What to produce —
Search the data for the word "life" and copy every line that contains it.

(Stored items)
+---+

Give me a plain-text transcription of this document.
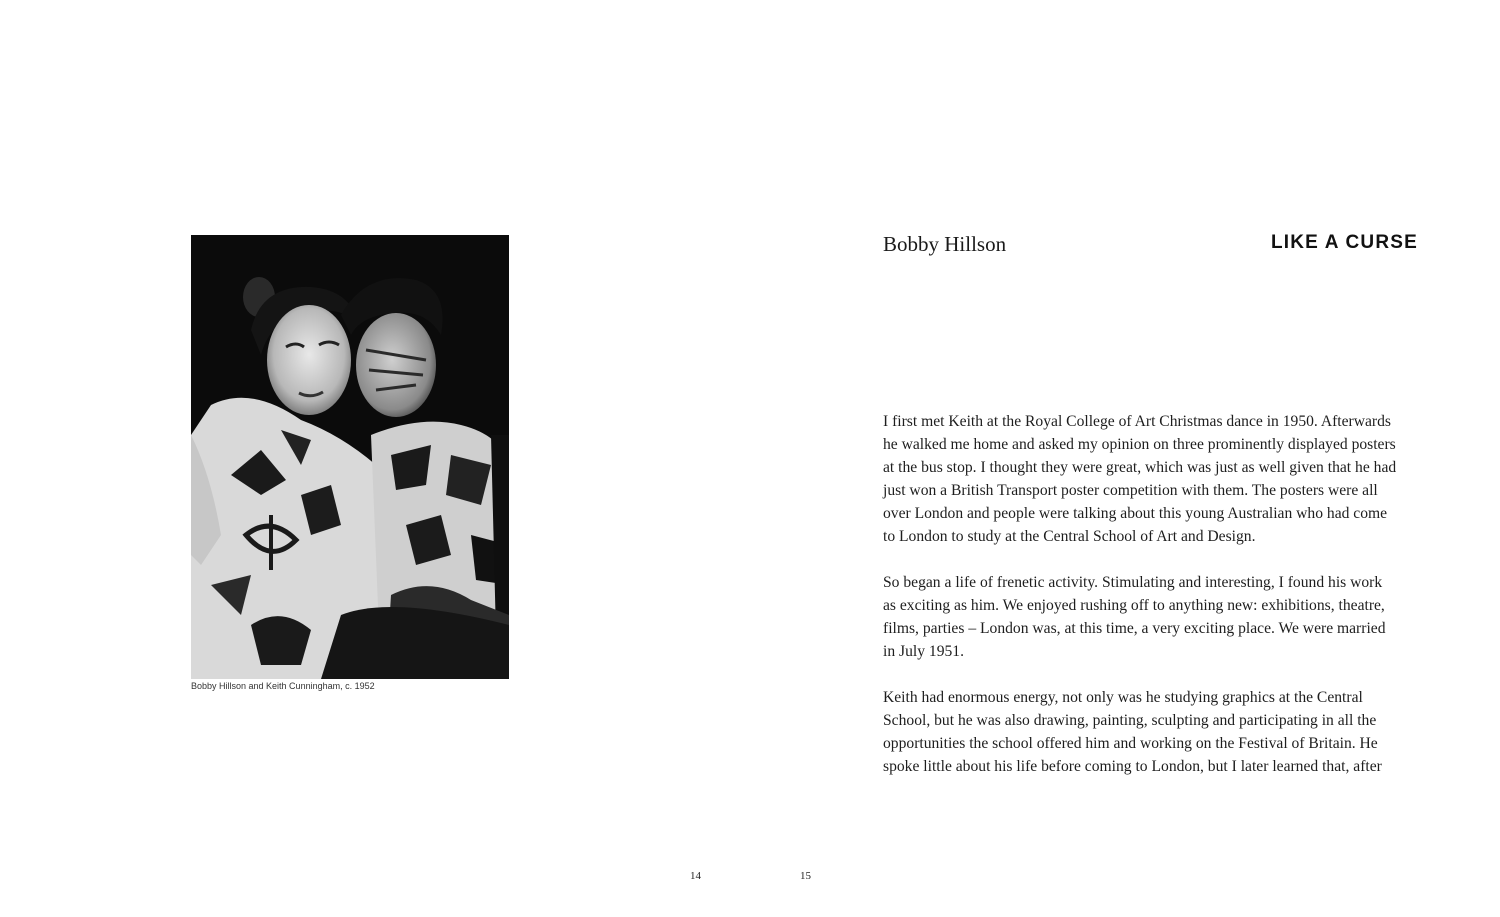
Bobby Hillson and Keith Cunningham, c. 1952
14
Bobby Hillson	LIKE A CURSE

I first met Keith at the Royal College of Art Christmas dance in 1950. Afterwards
he walked me home and asked my opinion on three prominently displayed posters
at the bus stop. I thought they were great, which was just as well given that he had
just won a British Transport poster competition with them. The posters were all
over London and people were talking about this young Australian who had come
to London to study at the Central School of Art and Design.

So began a life of frenetic activity. Stimulating and interesting, I found his work
as exciting as him. We enjoyed rushing off to anything new: exhibitions, theatre,
films, parties – London was, at this time, a very exciting place. We were married
in July 1951.

Keith had enormous energy, not only was he studying graphics at the Central
School, but he was also drawing, painting, sculpting and participating in all the
opportunities the school offered him and working on the Festival of Britain. He
spoke little about his life before coming to London, but I later learned that, after

15
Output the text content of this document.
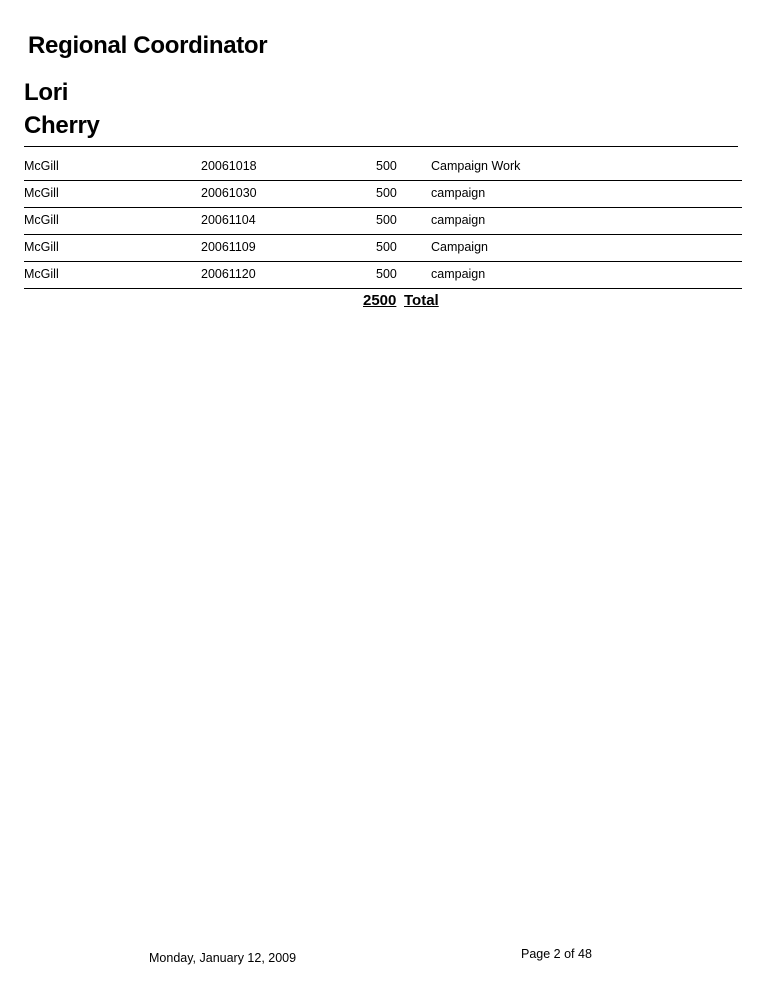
Regional Coordinator
Lori
Cherry
McGill	20061018	500	Campaign Work
McGill	20061030	500	campaign
McGill	20061104	500	campaign
McGill	20061109	500	Campaign
McGill	20061120	500	campaign
2500 Total
Monday, January 12, 2009	Page 2 of 48
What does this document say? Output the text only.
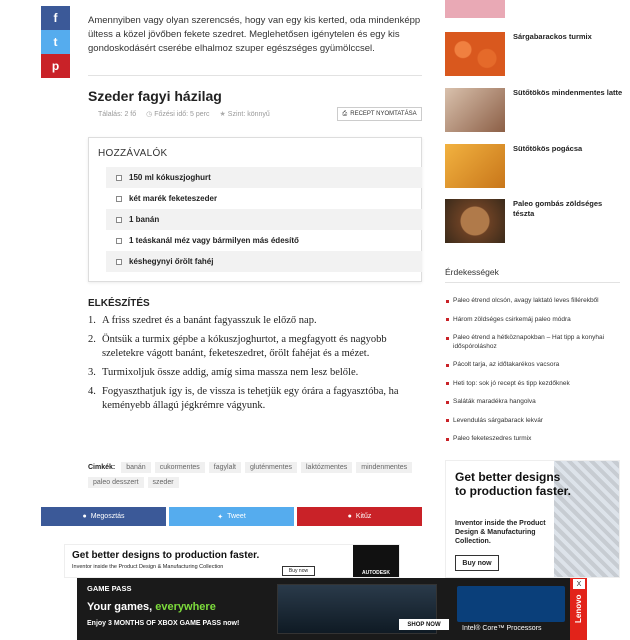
f
t
p

Amennyiben vagy olyan szerencsés, hogy van egy kis kerted, oda mindenképp ültess a közel jövőben fekete szedret. Meglehetősen igénytelen és egy kis gondoskodásért cserébe elhalmoz szuper egészséges gyümölccsel.

Szeder fagyi házilag
Tálalás: 2 fő ◷ Főzési idő: 5 perc ★ Szint: könnyű	⎙ RECEPT NYOMTATÁSA
HOZZÁVALÓK
150 ml kókuszjoghurt
két marék feketeszeder
1 banán
1 teáskanál méz vagy bármilyen más édesítő
késhegynyi őrölt fahéj
ELKÉSZÍTÉS
1. A friss szedret és a banánt fagyasszuk le előző nap.
2. Öntsük a turmix gépbe a kókuszjoghurtot, a megfagyott és nagyobb szeletekre vágott banánt, feketeszedret, őrölt fahéjat és a mézet.
3. Turmixoljuk össze addig, amíg sima massza nem lesz belőle.
4. Fogyaszthatjuk így is, de vissza is tehetjük egy órára a fagyasztóba, ha keményebb állagú jégkrémre vágyunk.
Cimkék:	banán	cukormentes	fagylalt	gluténmentes	laktózmentes	mindenmentes
paleo desszert	szeder
● Megosztás	✦ Tweet	● Kitűz
Get better designs to production faster.
Inventor inside the Product Design & Manufacturing Collection
Buy now	AUTODESK
Sárgabarackos turmix
Sütőtökös mindenmentes latte
Sütőtökös pogácsa
Paleo gombás zöldséges tészta
Érdekességek
Paleo étrend olcsón, avagy laktató leves fillérekből
Három zöldséges csirkemáj paleo módra
Paleo étrend a hétköznapokban – Hat tipp a konyhai időspóroláshoz
Pácolt tarja, az időtakarékos vacsora
Heti top: sok jó recept és tipp kezdőknek
Saláták maradékra hangolva
Levendulás sárgabarack lekvár
Paleo feketeszedres turmix
Get better designs to production faster.
Inventor inside the Product Design & Manufacturing Collection.
Buy now
GAME PASS
Your games, everywhere
Enjoy 3 MONTHS OF XBOX GAME PASS now!	SHOP NOW
Intel® Core™ Processors
Lenovo
X
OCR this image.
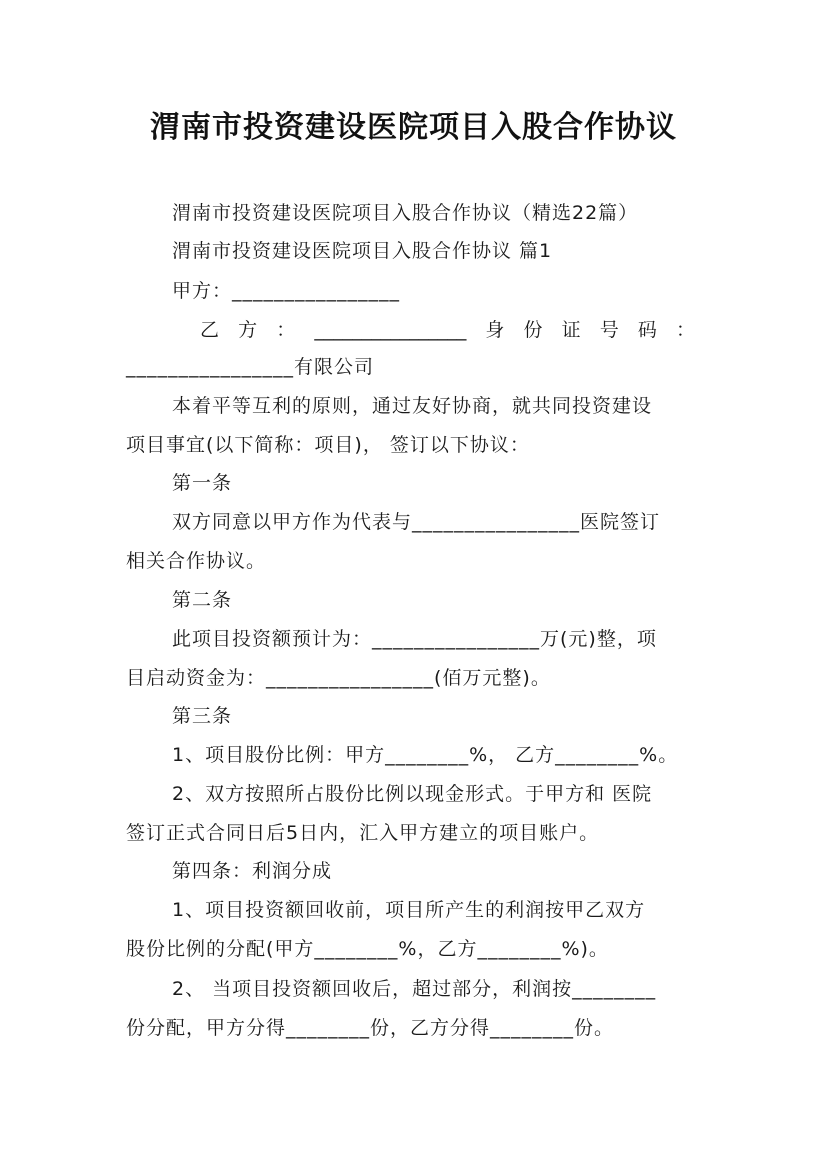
渭南市投资建设医院项目入股合作协议
渭南市投资建设医院项目入股合作协议（精选22篇）
渭南市投资建设医院项目入股合作协议 篇1
甲方：________________
乙 方 ： ________________ 身 份 证 号 码 ：
________________有限公司
本着平等互利的原则，通过友好协商，就共同投资建设
项目事宜(以下简称：项目)， 签订以下协议：
第一条
双方同意以甲方作为代表与________________医院签订
相关合作协议。
第二条
此项目投资额预计为：________________万(元)整，项
目启动资金为：________________(佰万元整)。
第三条
1、项目股份比例：甲方________%， 乙方________%。
2、双方按照所占股份比例以现金形式。于甲方和 医院
签订正式合同日后5日内，汇入甲方建立的项目账户。
第四条：利润分成
1、项目投资额回收前，项目所产生的利润按甲乙双方
股份比例的分配(甲方________%，乙方________%)。
2、 当项目投资额回收后，超过部分，利润按________
份分配，甲方分得________份，乙方分得________份。
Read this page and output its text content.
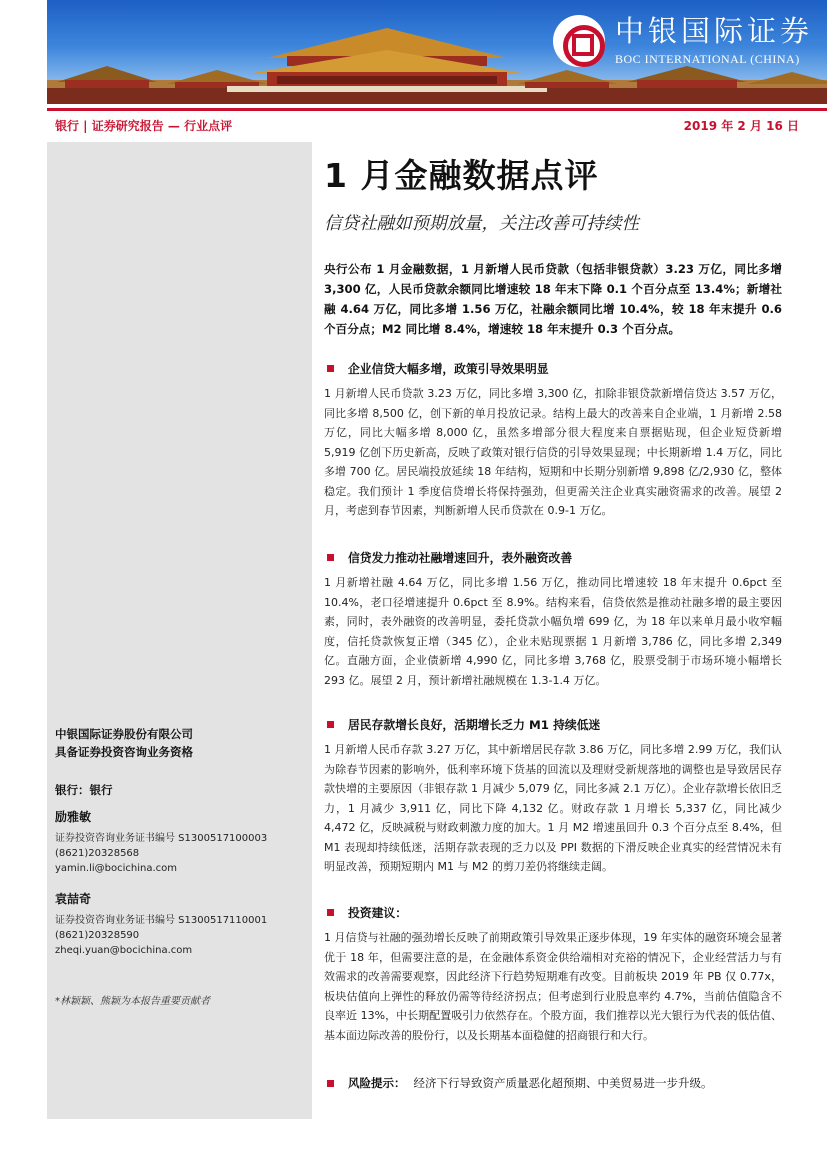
中银国际证券
BOC INTERNATIONAL (CHINA)
银行 | 证券研究报告 — 行业点评	2019 年 2 月 16 日
中银国际证券股份有限公司
具备证券投资咨询业务资格
银行：银行
励雅敏
证券投资咨询业务证书编号 S1300517100003
(8621)20328568
yamin.li@bocichina.com
袁喆奇
证券投资咨询业务证书编号 S1300517110001
(8621)20328590
zheqi.yuan@bocichina.com
*林颖颖、熊颖为本报告重要贡献者
1 月金融数据点评
信贷社融如预期放量，关注改善可持续性
央行公布 1 月金融数据，1 月新增人民币贷款（包括非银贷款）3.23 万亿，同比多增 3,300 亿，人民币贷款余额同比增速较 18 年末下降 0.1 个百分点至 13.4%；新增社融 4.64 万亿，同比多增 1.56 万亿，社融余额同比增 10.4%，较 18 年末提升 0.6 个百分点；M2 同比增 8.4%，增速较 18 年末提升 0.3 个百分点。
企业信贷大幅多增，政策引导效果明显
1 月新增人民币贷款 3.23 万亿，同比多增 3,300 亿，扣除非银贷款新增信贷达 3.57 万亿，同比多增 8,500 亿，创下新的单月投放记录。结构上最大的改善来自企业端，1 月新增 2.58 万亿，同比大幅多增 8,000 亿，虽然多增部分很大程度来自票据贴现，但企业短贷新增 5,919 亿创下历史新高，反映了政策对银行信贷的引导效果显现；中长期新增 1.4 万亿，同比多增 700 亿。居民端投放延续 18 年结构，短期和中长期分别新增 9,898 亿/2,930 亿，整体稳定。我们预计 1 季度信贷增长将保持强劲，但更需关注企业真实融资需求的改善。展望 2 月，考虑到春节因素，判断新增人民币贷款在 0.9-1 万亿。
信贷发力推动社融增速回升，表外融资改善
1 月新增社融 4.64 万亿，同比多增 1.56 万亿，推动同比增速较 18 年末提升 0.6pct 至 10.4%，老口径增速提升 0.6pct 至 8.9%。结构来看，信贷依然是推动社融多增的最主要因素，同时，表外融资的改善明显，委托贷款小幅负增 699 亿，为 18 年以来单月最小收窄幅度，信托贷款恢复正增（345 亿），企业未贴现票据 1 月新增 3,786 亿，同比多增 2,349 亿。直融方面，企业债新增 4,990 亿，同比多增 3,768 亿，股票受制于市场环境小幅增长 293 亿。展望 2 月，预计新增社融规模在 1.3-1.4 万亿。
居民存款增长良好，活期增长乏力 M1 持续低迷
1 月新增人民币存款 3.27 万亿，其中新增居民存款 3.86 万亿，同比多增 2.99 万亿，我们认为除春节因素的影响外，低利率环境下货基的回流以及理财受新规落地的调整也是导致居民存款快增的主要原因（非银存款 1 月减少 5,079 亿，同比多减 2.1 万亿）。企业存款增长依旧乏力，1 月减少 3,911 亿，同比下降 4,132 亿。财政存款 1 月增长 5,337 亿，同比减少 4,472 亿，反映减税与财政刺激力度的加大。1 月 M2 增速虽回升 0.3 个百分点至 8.4%，但 M1 表现却持续低迷，活期存款表现的乏力以及 PPI 数据的下滑反映企业真实的经营情况未有明显改善，预期短期内 M1 与 M2 的剪刀差仍将继续走阔。
投资建议：
1 月信贷与社融的强劲增长反映了前期政策引导效果正逐步体现，19 年实体的融资环境会显著优于 18 年，但需要注意的是，在金融体系资金供给端相对充裕的情况下，企业经营活力与有效需求的改善需要观察，因此经济下行趋势短期难有改变。目前板块 2019 年 PB 仅 0.77x，板块估值向上弹性的释放仍需等待经济拐点；但考虑到行业股息率约 4.7%，当前估值隐含不良率近 13%，中长期配置吸引力依然存在。个股方面，我们推荐以光大银行为代表的低估值、基本面边际改善的股份行，以及长期基本面稳健的招商银行和大行。
风险提示： 经济下行导致资产质量恶化超预期、中美贸易进一步升级。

+---+

Exercise solution —
So began a life of frenetic activity. Stimulating and interesting, I found his work
spoke little about his life before coming to London, but I later learned that, after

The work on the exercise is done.